- Stated goal -
Look through the records and report how many lines include the word "violencia", with no other words.

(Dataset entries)
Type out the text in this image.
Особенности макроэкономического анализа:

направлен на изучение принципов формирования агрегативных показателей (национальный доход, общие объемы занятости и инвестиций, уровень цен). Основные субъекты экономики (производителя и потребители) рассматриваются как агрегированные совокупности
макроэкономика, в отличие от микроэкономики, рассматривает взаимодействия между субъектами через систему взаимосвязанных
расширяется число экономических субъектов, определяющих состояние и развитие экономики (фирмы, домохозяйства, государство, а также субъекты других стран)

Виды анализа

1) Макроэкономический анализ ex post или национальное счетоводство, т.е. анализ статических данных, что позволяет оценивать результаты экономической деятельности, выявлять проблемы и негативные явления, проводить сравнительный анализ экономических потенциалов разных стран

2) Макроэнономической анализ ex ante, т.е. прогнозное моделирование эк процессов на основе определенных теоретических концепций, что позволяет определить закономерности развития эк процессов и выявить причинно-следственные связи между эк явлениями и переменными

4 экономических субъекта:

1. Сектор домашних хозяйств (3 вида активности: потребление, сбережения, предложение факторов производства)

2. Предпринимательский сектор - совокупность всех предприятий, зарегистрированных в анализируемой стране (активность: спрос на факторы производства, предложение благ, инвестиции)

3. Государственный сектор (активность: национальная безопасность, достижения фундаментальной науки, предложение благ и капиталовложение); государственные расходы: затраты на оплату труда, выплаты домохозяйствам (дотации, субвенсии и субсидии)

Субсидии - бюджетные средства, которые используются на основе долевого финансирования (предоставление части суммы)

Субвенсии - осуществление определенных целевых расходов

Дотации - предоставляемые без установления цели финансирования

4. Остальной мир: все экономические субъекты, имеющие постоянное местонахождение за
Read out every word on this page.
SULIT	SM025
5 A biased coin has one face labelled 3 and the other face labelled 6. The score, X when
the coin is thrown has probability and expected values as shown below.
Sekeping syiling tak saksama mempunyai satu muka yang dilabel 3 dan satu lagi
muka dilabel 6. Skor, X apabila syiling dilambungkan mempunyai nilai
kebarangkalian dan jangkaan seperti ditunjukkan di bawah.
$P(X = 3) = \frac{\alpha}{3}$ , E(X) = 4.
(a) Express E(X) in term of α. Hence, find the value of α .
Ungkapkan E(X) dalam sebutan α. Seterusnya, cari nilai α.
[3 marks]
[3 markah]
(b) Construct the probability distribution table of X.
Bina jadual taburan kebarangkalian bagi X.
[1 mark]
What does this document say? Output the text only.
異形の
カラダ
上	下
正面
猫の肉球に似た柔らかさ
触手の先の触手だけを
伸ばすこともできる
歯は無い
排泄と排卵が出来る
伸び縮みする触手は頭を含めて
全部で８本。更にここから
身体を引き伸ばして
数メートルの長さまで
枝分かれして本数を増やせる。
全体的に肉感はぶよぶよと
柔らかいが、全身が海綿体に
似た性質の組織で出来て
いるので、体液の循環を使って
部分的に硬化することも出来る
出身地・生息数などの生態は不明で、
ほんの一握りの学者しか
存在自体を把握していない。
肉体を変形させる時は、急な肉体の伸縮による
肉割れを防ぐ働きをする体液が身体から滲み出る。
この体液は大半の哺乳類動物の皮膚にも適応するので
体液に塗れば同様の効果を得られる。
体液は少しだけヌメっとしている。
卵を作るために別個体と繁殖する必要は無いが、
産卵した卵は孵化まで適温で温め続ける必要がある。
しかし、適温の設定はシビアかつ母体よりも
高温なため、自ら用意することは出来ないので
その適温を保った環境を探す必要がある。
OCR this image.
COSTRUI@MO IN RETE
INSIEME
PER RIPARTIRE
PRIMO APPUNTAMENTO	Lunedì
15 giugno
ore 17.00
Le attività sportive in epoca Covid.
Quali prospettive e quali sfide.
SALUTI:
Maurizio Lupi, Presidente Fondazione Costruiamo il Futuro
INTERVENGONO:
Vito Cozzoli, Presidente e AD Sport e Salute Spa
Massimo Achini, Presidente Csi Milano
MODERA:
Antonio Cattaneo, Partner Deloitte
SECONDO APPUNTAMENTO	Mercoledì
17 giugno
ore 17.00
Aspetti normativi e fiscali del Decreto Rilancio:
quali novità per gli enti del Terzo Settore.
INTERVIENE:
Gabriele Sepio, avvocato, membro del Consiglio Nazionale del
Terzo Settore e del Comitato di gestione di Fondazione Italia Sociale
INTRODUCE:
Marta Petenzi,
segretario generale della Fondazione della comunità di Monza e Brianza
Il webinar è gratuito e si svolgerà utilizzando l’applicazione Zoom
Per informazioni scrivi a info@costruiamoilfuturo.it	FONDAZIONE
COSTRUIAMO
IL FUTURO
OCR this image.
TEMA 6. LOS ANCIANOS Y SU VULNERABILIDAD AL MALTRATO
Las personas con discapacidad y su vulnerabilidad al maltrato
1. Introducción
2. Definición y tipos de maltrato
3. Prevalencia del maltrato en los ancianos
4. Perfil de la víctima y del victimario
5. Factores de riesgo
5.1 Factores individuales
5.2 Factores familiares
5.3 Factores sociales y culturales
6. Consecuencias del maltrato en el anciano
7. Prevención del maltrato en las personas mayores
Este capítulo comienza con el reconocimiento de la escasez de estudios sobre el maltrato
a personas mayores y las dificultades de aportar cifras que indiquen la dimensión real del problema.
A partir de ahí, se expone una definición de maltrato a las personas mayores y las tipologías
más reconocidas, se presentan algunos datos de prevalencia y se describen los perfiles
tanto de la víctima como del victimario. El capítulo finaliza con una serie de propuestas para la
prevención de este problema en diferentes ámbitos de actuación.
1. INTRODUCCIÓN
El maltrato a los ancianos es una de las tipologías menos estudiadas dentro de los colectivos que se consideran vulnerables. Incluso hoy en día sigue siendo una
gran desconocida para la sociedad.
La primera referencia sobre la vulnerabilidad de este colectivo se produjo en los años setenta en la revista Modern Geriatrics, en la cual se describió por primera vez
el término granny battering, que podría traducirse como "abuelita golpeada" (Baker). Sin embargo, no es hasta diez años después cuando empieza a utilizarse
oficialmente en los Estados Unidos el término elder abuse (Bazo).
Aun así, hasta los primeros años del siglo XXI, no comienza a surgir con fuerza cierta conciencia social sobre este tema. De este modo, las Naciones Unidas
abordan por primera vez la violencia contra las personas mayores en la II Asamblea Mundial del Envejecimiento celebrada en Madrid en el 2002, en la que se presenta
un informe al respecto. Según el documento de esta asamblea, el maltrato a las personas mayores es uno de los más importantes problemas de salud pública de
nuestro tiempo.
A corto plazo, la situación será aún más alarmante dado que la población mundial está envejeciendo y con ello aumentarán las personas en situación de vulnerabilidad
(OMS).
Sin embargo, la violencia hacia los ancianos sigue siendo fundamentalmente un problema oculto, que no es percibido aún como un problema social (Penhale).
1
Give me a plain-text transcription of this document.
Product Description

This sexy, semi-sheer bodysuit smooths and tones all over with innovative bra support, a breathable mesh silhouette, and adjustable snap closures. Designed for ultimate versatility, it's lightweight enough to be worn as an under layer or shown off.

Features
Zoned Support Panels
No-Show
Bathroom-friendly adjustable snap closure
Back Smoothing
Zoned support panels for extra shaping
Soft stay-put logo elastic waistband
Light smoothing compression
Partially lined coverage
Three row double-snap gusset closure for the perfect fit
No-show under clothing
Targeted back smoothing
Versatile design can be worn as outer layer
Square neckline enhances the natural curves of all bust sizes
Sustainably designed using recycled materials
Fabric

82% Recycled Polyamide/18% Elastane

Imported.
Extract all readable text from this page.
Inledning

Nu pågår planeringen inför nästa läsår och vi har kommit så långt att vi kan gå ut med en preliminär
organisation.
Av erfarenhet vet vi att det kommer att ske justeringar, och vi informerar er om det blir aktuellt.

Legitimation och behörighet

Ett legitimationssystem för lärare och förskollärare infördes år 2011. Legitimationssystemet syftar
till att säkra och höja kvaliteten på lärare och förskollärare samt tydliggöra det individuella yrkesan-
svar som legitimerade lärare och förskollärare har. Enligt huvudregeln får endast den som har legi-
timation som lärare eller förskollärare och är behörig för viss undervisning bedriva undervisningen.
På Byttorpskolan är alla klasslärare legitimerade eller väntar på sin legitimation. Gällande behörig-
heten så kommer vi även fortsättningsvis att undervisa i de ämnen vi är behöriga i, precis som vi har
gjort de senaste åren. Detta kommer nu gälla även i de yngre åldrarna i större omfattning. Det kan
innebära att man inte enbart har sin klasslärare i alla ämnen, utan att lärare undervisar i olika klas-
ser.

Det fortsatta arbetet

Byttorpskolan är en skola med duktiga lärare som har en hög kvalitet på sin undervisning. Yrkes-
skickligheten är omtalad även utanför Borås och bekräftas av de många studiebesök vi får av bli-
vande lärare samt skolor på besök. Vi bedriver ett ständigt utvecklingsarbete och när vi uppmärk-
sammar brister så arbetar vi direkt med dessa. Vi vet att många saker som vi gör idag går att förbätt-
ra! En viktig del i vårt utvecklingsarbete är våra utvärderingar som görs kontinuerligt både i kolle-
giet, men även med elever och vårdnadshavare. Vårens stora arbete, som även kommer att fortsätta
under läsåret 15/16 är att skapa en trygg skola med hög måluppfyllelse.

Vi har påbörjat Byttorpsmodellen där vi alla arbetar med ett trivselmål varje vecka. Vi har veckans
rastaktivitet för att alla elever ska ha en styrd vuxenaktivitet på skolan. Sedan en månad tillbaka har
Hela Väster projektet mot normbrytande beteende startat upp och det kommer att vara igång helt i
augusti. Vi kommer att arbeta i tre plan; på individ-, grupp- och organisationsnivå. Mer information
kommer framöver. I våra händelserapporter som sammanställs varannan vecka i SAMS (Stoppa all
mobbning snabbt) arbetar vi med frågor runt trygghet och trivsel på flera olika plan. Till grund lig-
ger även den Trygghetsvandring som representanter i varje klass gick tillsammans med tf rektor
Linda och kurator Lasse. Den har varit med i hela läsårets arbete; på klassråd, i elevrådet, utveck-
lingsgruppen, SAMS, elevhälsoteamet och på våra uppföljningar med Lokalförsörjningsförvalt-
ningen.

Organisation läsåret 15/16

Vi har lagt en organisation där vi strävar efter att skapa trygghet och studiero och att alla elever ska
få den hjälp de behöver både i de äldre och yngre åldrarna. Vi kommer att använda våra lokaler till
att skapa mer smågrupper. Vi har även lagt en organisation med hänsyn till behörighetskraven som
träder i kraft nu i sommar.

- Response to the exercise -
2